Work to do:
Repeat each entry in full, exactly.

Records from a data collection:
____

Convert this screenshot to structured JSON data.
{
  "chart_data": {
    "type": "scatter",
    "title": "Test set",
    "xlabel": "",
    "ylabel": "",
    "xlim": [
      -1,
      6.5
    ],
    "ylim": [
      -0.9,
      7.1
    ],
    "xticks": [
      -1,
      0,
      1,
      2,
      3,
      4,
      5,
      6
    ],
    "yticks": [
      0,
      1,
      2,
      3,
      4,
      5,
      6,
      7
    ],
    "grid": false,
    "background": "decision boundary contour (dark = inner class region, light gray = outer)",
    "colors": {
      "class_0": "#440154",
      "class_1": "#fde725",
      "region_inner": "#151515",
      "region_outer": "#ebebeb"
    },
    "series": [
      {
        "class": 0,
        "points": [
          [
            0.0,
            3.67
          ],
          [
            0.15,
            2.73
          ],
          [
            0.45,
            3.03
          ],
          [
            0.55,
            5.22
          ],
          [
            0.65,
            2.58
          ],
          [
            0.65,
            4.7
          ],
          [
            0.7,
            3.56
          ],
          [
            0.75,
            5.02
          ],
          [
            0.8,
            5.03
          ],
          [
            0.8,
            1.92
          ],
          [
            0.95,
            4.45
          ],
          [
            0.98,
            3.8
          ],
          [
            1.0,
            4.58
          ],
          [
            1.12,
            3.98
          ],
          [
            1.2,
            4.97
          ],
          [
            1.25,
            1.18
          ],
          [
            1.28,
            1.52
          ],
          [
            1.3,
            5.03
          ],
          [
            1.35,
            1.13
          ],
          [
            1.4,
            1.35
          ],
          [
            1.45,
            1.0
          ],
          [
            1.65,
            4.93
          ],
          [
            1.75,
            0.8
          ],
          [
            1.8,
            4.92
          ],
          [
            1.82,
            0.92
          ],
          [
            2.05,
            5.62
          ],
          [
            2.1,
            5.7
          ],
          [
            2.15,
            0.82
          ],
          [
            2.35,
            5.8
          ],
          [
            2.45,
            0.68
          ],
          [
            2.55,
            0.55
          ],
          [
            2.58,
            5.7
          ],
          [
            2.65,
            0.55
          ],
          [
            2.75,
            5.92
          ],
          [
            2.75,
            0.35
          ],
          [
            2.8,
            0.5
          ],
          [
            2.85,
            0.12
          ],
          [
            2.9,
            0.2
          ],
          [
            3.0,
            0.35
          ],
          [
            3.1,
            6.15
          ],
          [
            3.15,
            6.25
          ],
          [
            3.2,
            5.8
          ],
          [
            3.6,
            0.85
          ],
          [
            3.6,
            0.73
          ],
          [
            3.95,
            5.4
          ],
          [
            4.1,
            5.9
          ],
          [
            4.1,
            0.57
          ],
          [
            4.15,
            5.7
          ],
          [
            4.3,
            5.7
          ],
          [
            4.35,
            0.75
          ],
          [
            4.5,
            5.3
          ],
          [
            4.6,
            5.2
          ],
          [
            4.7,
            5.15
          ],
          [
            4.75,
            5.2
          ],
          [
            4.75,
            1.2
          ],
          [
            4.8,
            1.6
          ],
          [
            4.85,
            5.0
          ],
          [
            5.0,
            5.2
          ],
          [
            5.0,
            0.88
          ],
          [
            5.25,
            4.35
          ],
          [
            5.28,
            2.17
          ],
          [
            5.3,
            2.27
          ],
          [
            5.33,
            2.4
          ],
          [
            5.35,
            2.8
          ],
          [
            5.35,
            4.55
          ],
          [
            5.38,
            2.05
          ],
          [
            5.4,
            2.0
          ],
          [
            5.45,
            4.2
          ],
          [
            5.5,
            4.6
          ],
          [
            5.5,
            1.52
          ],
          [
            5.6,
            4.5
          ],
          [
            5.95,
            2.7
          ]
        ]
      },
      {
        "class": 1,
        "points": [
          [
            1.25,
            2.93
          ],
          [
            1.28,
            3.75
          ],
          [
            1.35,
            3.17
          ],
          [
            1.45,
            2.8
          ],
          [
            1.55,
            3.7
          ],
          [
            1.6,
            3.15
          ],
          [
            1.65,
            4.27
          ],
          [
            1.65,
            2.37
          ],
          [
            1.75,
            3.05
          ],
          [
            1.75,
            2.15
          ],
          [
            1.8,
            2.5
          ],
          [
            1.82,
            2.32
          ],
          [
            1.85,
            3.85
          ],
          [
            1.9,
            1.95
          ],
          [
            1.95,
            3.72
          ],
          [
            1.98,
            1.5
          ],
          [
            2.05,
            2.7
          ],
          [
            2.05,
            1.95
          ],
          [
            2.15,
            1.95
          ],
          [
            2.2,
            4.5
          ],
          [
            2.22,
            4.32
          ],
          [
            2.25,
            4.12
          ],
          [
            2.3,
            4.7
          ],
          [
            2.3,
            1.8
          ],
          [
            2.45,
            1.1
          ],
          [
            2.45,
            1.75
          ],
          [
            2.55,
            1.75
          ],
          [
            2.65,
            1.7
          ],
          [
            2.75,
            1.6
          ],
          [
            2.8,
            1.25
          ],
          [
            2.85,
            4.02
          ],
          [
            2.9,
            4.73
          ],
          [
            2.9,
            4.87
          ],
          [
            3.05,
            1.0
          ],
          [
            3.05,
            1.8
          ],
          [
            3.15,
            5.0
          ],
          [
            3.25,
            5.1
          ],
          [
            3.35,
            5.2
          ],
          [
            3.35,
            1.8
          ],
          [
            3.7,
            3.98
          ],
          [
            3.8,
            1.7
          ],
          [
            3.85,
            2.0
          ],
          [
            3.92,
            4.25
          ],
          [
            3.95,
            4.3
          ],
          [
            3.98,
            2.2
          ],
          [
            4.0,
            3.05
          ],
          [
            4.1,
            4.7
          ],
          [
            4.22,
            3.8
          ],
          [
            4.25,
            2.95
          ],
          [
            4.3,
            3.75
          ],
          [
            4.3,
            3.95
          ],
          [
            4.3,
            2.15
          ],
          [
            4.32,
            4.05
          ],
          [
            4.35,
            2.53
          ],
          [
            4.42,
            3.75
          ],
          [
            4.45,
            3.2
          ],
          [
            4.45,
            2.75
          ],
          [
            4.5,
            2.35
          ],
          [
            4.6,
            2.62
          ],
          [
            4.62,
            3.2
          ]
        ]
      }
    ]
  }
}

____

Response for this exercise:
Convert this screenshot to structured JSON data.
{
  "chart_data": {
    "type": "scatter",
    "title": "Test set",
    "xlabel": "",
    "ylabel": "",
    "xlim": [
      -1,
      6.5
    ],
    "ylim": [
      -0.9,
      7.1
    ],
    "xticks": [
      -1,
      0,
      1,
      2,
      3,
      4,
      5,
      6
    ],
    "yticks": [
      0,
      1,
      2,
      3,
      4,
      5,
      6,
      7
    ],
    "grid": false,
    "background": "decision boundary contour (dark = inner class region, light gray = outer)",
    "colors": {
      "class_0": "#440154",
      "class_1": "#fde725",
      "region_inner": "#151515",
      "region_outer": "#ebebeb"
    },
    "series": [
      {
        "class": 0,
        "points": [
          [
            0.0,
            3.67
          ],
          [
            0.15,
            2.73
          ],
          [
            0.45,
            3.03
          ],
          [
            0.55,
            5.22
          ],
          [
            0.65,
            2.58
          ],
          [
            0.65,
            4.7
          ],
          [
            0.7,
            3.56
          ],
          [
            0.75,
            5.02
          ],
          [
            0.8,
            5.03
          ],
          [
            0.8,
            1.92
          ],
          [
            0.95,
            4.45
          ],
          [
            0.98,
            3.8
          ],
          [
            1.0,
            4.58
          ],
          [
            1.12,
            3.98
          ],
          [
            1.2,
            4.97
          ],
          [
            1.25,
            1.18
          ],
          [
            1.28,
            1.52
          ],
          [
            1.3,
            5.03
          ],
          [
            1.35,
            1.13
          ],
          [
            1.4,
            1.35
          ],
          [
            1.45,
            1.0
          ],
          [
            1.65,
            4.93
          ],
          [
            1.75,
            0.8
          ],
          [
            1.8,
            4.92
          ],
          [
            1.82,
            0.92
          ],
          [
            2.05,
            5.62
          ],
          [
            2.1,
            5.7
          ],
          [
            2.15,
            0.82
          ],
          [
            2.35,
            5.8
          ],
          [
            2.45,
            0.68
          ],
          [
            2.55,
            0.55
          ],
          [
            2.58,
            5.7
          ],
          [
            2.65,
            0.55
          ],
          [
            2.75,
            5.92
          ],
          [
            2.75,
            0.35
          ],
          [
            2.8,
            0.5
          ],
          [
            2.85,
            0.12
          ],
          [
            2.9,
            0.2
          ],
          [
            3.0,
            0.35
          ],
          [
            3.1,
            6.15
          ],
          [
            3.15,
            6.25
          ],
          [
            3.2,
            5.8
          ],
          [
            3.6,
            0.85
          ],
          [
            3.6,
            0.73
          ],
          [
            3.95,
            5.4
          ],
          [
            4.1,
            5.9
          ],
          [
            4.1,
            0.57
          ],
          [
            4.15,
            5.7
          ],
          [
            4.3,
            5.7
          ],
          [
            4.35,
            0.75
          ],
          [
            4.5,
            5.3
          ],
          [
            4.6,
            5.2
          ],
          [
            4.7,
            5.15
          ],
          [
            4.75,
            5.2
          ],
          [
            4.75,
            1.2
          ],
          [
            4.8,
            1.6
          ],
          [
            4.85,
            5.0
          ],
          [
            5.0,
            5.2
          ],
          [
            5.0,
            0.88
          ],
          [
            5.25,
            4.35
          ],
          [
            5.28,
            2.17
          ],
          [
            5.3,
            2.27
          ],
          [
            5.33,
            2.4
          ],
          [
            5.35,
            2.8
          ],
          [
            5.35,
            4.55
          ],
          [
            5.38,
            2.05
          ],
          [
            5.4,
            2.0
          ],
          [
            5.45,
            4.2
          ],
          [
            5.5,
            4.6
          ],
          [
            5.5,
            1.52
          ],
          [
            5.6,
            4.5
          ],
          [
            5.95,
            2.7
          ]
        ]
      },
      {
        "class": 1,
        "points": [
          [
            1.25,
            2.93
          ],
          [
            1.28,
            3.75
          ],
          [
            1.35,
            3.17
          ],
          [
            1.45,
            2.8
          ],
          [
            1.55,
            3.7
          ],
          [
            1.6,
            3.15
          ],
          [
            1.65,
            4.27
          ],
          [
            1.65,
            2.37
          ],
          [
            1.75,
            3.05
          ],
          [
            1.75,
            2.15
          ],
          [
            1.8,
            2.5
          ],
          [
            1.82,
            2.32
          ],
          [
            1.85,
            3.85
          ],
          [
            1.9,
            1.95
          ],
          [
            1.95,
            3.72
          ],
          [
            1.98,
            1.5
          ],
          [
            2.05,
            2.7
          ],
          [
            2.05,
            1.95
          ],
          [
            2.15,
            1.95
          ],
          [
            2.2,
            4.5
          ],
          [
            2.22,
            4.32
          ],
          [
            2.25,
            4.12
          ],
          [
            2.3,
            4.7
          ],
          [
            2.3,
            1.8
          ],
          [
            2.45,
            1.1
          ],
          [
            2.45,
            1.75
          ],
          [
            2.55,
            1.75
          ],
          [
            2.65,
            1.7
          ],
          [
            2.75,
            1.6
          ],
          [
            2.8,
            1.25
          ],
          [
            2.85,
            4.02
          ],
          [
            2.9,
            4.73
          ],
          [
            2.9,
            4.87
          ],
          [
            3.05,
            1.0
          ],
          [
            3.05,
            1.8
          ],
          [
            3.15,
            5.0
          ],
          [
            3.25,
            5.1
          ],
          [
            3.35,
            5.2
          ],
          [
            3.35,
            1.8
          ],
          [
            3.7,
            3.98
          ],
          [
            3.8,
            1.7
          ],
          [
            3.85,
            2.0
          ],
          [
            3.92,
            4.25
          ],
          [
            3.95,
            4.3
          ],
          [
            3.98,
            2.2
          ],
          [
            4.0,
            3.05
          ],
          [
            4.1,
            4.7
          ],
          [
            4.22,
            3.8
          ],
          [
            4.25,
            2.95
          ],
          [
            4.3,
            3.75
          ],
          [
            4.3,
            3.95
          ],
          [
            4.3,
            2.15
          ],
          [
            4.32,
            4.05
          ],
          [
            4.35,
            2.53
          ],
          [
            4.42,
            3.75
          ],
          [
            4.45,
            3.2
          ],
          [
            4.45,
            2.75
          ],
          [
            4.5,
            2.35
          ],
          [
            4.6,
            2.62
          ],
          [
            4.62,
            3.2
          ]
        ]
      }
    ]
  }
}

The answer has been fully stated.